INSTRUCTION A.
List every processor or processor line named in the article on Sun's multicore chips.
INSTRUCTION B.
Write out the passage of the Sun multicore article between "DVD it in many" and "2005 and 2006.", inclusive.
INSTRUCTION C.
Extend the article on Sun's multicore chip plans, starting after its final sentence.

──────── SOURCE EXTRACT

Sun chip engineers talk multicore, SPARC delays

Production slipping

DVD it in many colours

It was a bizarre afternoon Monday at the Sun Microsystems office here, as one chip engineer after another came bounding out from behind a thin client to tell us more about multicore processors.

With all the Sun Fellows in the room gabbing to the press, we couldn't help but wonder if Sun's chip production would be slowed by a day or two. It turns out that the meeting had a bigger impact than expected, as Sun has pushed back the UltraSPARC IV release until the first quarter of next year. UltraSPARC V is not likely to appear until the start of 2006.

The Sun brain-trust was quick to move past these two, little slip-ups and focus instead on the new H-Series line of processors that will arrive in 2005 and 2006.

Anyone who keeps an eye on these things knows that Sun likes to talk up technology it's calling CMT (chip multithreading) and/or throughput computing. Instead of building a hulking mass like Itanium, Sun wants to put a number of simplified processor cores on a single chip and surround the sucker with copious amounts of memory.

By putting lots of processor cores on one chip, Sun will create a type of mini-SMP that can outperform faster processors. Sun argues that chips such as Itanium are designed to handle one software thread well but cannot deal with the multithreaded software common in some modern workloads. The big chips spend all their time waiting for memory, while the multicore chips will always have at least one core processing data at all times.

────────────────
──────── RECORDED DATA

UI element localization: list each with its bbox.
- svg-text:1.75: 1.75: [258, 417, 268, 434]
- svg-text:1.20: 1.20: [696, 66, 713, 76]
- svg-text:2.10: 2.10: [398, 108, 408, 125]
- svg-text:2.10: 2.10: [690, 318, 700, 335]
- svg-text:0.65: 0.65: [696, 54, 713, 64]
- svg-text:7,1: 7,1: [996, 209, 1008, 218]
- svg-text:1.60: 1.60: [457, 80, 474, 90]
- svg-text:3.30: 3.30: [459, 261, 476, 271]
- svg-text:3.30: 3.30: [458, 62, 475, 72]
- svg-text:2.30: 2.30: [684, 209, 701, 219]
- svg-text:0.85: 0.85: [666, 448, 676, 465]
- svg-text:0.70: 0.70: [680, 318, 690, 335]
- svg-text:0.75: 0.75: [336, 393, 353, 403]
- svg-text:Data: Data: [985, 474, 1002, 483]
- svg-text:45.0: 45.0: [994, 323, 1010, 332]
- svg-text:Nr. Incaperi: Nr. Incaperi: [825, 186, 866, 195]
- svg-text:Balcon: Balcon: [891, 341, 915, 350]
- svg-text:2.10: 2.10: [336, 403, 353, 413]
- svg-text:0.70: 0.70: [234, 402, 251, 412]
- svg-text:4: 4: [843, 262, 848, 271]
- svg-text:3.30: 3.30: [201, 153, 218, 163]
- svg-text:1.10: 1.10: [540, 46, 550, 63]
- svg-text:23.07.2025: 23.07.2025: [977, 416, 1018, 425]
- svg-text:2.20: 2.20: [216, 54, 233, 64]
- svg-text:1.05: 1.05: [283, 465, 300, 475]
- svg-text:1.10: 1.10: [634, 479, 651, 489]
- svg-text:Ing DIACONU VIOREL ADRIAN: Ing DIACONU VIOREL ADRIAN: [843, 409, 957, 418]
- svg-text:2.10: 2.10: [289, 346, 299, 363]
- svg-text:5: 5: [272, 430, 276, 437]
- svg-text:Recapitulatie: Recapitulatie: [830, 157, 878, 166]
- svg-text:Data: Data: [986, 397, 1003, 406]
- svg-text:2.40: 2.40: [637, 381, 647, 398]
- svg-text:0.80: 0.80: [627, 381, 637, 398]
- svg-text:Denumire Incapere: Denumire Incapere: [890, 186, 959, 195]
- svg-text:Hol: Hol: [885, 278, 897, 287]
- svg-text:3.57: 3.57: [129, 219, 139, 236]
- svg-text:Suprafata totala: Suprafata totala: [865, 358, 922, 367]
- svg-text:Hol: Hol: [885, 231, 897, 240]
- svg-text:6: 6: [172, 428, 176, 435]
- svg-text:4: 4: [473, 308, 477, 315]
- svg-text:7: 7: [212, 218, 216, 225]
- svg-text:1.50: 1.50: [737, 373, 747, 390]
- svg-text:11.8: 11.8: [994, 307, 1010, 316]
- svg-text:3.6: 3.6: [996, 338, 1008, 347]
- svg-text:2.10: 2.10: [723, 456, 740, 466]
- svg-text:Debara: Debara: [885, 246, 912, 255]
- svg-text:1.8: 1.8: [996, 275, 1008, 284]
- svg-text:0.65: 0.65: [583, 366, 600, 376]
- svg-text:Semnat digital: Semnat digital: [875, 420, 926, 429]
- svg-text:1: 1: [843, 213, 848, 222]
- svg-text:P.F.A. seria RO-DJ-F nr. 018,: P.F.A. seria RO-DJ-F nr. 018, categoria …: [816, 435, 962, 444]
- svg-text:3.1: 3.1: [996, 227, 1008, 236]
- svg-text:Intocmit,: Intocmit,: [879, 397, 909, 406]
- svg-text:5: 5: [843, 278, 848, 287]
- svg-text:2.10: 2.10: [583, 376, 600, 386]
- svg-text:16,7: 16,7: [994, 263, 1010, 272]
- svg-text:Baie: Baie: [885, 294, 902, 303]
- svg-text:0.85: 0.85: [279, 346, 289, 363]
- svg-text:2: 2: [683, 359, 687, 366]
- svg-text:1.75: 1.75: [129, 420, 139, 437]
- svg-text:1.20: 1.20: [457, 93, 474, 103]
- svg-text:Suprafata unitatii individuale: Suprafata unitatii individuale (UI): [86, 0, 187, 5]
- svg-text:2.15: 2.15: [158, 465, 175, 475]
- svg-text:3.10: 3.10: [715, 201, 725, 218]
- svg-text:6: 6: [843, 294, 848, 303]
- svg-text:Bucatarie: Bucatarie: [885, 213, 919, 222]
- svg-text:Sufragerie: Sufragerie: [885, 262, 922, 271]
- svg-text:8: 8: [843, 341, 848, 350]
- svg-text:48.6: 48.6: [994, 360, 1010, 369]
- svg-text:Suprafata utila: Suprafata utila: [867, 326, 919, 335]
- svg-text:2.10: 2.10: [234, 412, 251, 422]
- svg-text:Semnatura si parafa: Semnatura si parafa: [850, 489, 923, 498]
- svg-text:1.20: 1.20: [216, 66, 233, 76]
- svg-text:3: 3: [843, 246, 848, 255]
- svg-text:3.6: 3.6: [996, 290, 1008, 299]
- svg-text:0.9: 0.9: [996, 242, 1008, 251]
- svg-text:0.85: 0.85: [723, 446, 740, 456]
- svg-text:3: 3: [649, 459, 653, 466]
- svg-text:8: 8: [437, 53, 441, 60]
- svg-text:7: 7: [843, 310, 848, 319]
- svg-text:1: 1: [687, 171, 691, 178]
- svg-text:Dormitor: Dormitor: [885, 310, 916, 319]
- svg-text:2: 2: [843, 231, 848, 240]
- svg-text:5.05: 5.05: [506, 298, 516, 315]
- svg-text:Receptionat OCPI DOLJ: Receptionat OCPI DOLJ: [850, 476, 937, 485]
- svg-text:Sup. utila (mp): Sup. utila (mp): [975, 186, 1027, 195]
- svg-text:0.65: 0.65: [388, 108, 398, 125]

────────────────

FINAL ANSWER A.
UltraSPARC IV, UltraSPARC V, the H-Series line, Itanium

FINAL ANSWER B.
DVD it in many colours

It was a bizarre afternoon Monday at the Sun Microsystems office here, as one chip engineer after another came bounding out from behind a thin client to tell us more about multicore processors.

With all the Sun Fellows in the room gabbing to the press, we couldn't help but wonder if Sun's chip production would be slowed by a day or two. It turns out that the meeting had a bigger impact than expected, as Sun has pushed back the UltraSPARC IV release until the first quarter of next year. UltraSPARC V is not likely to appear until the start of 2006.

The Sun brain-trust was quick to move past these two, little slip-ups and focus instead on the new H-Series line of processors that will arrive in 2005 and 2006.

FINAL ANSWER C.
The trend toward multicore processors is nothing new. IBM already ships the dual-core Power4 chip, HP will go dual-core with PA-RISC later this year and Sun will follow with UltraSPARC IV. Itanium is also limping along on its way to the dual-core Montecito.

The CMT chips, however, are meant to handle certain types of software and tasks better than these high-end 64bit chips. Sun sees any applications that create a lot of network traffic such as Web services software, Java, Web servers and application servers as ones that will benefit from spreading lots of software threads across low powered processor cores.

Sun acquired the technology from Afara and was able to bring UltraSPARC I designer Les Kohn, a Sun Fellow, back into the fold with the deal.

Sun claims there is some "secret sauce" in its H-series designs and won't provide much detailed information about the technology. Marc Tremblay, also a jolly good Sun Fellow, did say that Sun is working on putting a high performance networking subsystem on the chip that will run at wire speed and handle functions such as encryption and IP acceleration. There will be three interfaces into the chip - one for networking, one for memory and one for doing I/O to disk.

Tanglewood

Sun is so bullish on its CMT processors that it claims to have made competitors quake in their fabs.

"We strongly believe that in the last three months (Intel and IBM) have revised their processor roadmaps," said David Yen, head of Sun's processor group.

Yen pointed to Intel's public disclosure of the multicore Tanglewood chip as one bit of evidence that Sun's technology made rivals nervous. The only problem there is that Intel has not disclosed Tanglewood. The Register has and no one else.

Yen cited Tanglewood's predicted performance, specs and delivery date.

While Sun suggests Intel made a recent about face, it seems more likely that the company altered the course of the Itanic back in January. Intel felt pressure from rivals and decided to give Montecito two cores instead of one and deliver the chip in 2005. Next, it killed the Shavano processor, pinning its multicore hopes onto Tanglewood.

All of this shifting does seem to show that Intel miscalculated a bit on the importance of multicore chips. This is a company that likes to make one, screaming processor and do it better than anyone else.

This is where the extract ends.